— Start of ENTRIES —

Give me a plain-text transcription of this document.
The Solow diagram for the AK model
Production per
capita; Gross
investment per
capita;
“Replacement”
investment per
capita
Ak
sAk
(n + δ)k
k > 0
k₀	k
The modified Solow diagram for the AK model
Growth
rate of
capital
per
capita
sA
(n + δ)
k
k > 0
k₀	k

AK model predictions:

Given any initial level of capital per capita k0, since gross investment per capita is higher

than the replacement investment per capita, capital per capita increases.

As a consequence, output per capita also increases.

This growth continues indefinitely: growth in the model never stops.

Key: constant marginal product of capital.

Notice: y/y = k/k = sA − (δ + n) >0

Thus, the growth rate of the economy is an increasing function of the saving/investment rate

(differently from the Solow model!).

— End of ENTRIES —

# TASK DESCRIPTION:
Nothing should be left out: return all of the records exactly.

# ANSWER IN FULL:
Give me a plain-text transcription of this document.
The Solow diagram for the AK model
Production per
capita; Gross
investment per
capita;
“Replacement”
investment per
capita
Ak
sAk
(n + δ)k
k > 0
k₀	k
The modified Solow diagram for the AK model
Growth
rate of
capital
per
capita
sA
(n + δ)
k
k > 0
k₀	k

AK model predictions:

Given any initial level of capital per capita k0, since gross investment per capita is higher

than the replacement investment per capita, capital per capita increases.

As a consequence, output per capita also increases.

This growth continues indefinitely: growth in the model never stops.

Key: constant marginal product of capital.

Notice: y/y = k/k = sA − (δ + n) >0

Thus, the growth rate of the economy is an increasing function of the saving/investment rate

(differently from the Solow model!).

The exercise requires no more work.